PROBLEM DETAILS = Go through the material below and copy all lines with "status".

Stored data:
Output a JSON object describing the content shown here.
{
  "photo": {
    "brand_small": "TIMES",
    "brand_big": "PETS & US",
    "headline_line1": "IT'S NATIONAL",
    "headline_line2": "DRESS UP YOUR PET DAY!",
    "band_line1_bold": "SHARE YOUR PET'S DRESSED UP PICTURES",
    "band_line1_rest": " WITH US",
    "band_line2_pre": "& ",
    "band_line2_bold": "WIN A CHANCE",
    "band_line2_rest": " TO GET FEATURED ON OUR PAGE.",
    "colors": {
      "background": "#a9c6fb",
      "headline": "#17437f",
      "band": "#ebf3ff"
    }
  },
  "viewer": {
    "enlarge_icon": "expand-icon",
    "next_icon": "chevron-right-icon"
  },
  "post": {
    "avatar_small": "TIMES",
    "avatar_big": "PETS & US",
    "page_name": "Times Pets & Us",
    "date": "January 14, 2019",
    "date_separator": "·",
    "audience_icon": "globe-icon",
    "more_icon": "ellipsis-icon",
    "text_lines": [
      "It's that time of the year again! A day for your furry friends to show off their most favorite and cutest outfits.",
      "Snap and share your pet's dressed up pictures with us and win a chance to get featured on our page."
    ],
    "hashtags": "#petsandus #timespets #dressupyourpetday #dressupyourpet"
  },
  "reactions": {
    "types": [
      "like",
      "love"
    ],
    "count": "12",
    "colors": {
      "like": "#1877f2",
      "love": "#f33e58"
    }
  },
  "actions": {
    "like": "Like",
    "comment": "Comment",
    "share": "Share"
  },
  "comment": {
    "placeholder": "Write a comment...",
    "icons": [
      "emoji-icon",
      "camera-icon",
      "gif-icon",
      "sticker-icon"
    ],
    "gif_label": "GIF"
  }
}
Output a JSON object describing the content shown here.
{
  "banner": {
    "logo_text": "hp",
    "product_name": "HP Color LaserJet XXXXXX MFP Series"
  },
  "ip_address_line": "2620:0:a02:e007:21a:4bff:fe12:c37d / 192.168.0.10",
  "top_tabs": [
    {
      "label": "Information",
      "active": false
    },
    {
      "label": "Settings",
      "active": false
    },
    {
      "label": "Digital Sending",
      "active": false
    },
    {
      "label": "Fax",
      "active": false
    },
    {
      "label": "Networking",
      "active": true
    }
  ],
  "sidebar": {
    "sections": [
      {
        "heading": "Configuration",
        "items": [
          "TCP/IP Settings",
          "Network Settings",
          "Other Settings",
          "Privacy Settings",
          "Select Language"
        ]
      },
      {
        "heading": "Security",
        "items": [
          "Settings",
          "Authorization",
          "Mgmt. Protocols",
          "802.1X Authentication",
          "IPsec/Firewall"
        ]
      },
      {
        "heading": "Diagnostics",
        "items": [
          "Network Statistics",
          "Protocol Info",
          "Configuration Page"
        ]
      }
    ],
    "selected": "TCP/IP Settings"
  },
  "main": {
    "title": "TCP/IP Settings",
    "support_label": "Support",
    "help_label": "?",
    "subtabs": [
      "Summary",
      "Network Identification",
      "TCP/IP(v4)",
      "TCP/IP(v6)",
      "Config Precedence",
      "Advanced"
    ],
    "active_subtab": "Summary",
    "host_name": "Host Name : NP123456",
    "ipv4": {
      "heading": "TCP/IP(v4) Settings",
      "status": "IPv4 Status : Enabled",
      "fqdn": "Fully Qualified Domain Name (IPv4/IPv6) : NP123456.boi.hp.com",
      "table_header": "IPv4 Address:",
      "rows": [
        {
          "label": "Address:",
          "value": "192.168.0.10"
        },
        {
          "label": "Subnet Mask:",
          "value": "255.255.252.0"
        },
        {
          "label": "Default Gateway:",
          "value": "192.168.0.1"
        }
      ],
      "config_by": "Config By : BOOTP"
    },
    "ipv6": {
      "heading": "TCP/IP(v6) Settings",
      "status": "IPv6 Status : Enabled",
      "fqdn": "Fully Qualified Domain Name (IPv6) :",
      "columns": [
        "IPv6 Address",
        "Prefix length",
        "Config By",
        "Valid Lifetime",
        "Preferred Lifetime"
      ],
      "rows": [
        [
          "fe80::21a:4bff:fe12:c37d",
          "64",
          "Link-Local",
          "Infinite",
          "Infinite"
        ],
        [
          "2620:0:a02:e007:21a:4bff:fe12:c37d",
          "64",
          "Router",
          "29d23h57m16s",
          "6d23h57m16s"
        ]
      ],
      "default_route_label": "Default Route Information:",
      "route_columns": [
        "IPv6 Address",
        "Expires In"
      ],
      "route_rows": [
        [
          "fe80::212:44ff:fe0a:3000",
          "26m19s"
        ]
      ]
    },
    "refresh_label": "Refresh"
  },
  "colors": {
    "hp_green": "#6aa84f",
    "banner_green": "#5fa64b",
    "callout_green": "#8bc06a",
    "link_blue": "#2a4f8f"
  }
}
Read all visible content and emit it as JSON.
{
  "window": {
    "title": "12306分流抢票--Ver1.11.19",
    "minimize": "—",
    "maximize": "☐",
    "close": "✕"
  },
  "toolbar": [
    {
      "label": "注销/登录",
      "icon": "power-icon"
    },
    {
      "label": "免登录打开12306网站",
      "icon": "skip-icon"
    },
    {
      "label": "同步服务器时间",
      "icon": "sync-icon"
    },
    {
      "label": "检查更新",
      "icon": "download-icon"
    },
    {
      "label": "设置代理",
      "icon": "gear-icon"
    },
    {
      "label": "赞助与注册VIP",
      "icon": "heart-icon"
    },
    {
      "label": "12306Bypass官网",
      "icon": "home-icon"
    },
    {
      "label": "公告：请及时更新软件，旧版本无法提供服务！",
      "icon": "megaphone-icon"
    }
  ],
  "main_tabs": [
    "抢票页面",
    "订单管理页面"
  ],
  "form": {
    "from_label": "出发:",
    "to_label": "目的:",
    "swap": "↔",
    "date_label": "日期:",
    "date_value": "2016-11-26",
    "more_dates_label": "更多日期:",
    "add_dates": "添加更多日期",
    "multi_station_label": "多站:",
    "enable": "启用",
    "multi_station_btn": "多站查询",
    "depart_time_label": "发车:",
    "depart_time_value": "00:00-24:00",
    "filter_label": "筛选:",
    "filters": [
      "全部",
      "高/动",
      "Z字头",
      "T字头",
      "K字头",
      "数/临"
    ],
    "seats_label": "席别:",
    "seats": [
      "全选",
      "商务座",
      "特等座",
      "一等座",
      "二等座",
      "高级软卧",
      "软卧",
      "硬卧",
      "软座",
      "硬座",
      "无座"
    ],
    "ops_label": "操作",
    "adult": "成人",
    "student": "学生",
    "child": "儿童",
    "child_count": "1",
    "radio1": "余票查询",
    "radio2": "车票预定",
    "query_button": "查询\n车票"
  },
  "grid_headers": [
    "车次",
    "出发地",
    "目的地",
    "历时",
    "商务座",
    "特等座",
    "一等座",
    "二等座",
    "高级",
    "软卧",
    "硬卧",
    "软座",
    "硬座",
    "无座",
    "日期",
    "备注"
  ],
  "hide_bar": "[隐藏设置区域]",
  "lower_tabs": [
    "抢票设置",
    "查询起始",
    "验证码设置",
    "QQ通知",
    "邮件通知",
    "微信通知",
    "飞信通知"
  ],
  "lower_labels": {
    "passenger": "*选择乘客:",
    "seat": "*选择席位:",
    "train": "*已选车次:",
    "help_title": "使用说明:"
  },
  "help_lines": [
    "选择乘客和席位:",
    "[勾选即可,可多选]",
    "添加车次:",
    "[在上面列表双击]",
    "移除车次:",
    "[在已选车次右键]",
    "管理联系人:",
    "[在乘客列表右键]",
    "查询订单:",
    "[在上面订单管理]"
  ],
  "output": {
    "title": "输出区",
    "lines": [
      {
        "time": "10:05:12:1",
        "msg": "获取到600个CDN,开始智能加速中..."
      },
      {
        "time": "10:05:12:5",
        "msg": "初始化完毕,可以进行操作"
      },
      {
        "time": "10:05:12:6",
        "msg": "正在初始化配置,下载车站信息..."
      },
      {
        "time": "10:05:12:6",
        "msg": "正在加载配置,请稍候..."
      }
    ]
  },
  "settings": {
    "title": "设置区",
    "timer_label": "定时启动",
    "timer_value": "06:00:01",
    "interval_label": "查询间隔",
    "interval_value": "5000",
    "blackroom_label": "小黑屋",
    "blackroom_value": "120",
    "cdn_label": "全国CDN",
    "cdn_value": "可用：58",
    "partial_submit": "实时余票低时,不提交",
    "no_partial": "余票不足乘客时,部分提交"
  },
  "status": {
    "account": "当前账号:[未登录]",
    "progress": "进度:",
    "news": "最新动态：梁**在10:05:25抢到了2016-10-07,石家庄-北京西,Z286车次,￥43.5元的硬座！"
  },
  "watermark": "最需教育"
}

TASK SOLUTION =
      "status": "IPv4 Status : Enabled",
      "status": "IPv6 Status : Enabled",
  "status": {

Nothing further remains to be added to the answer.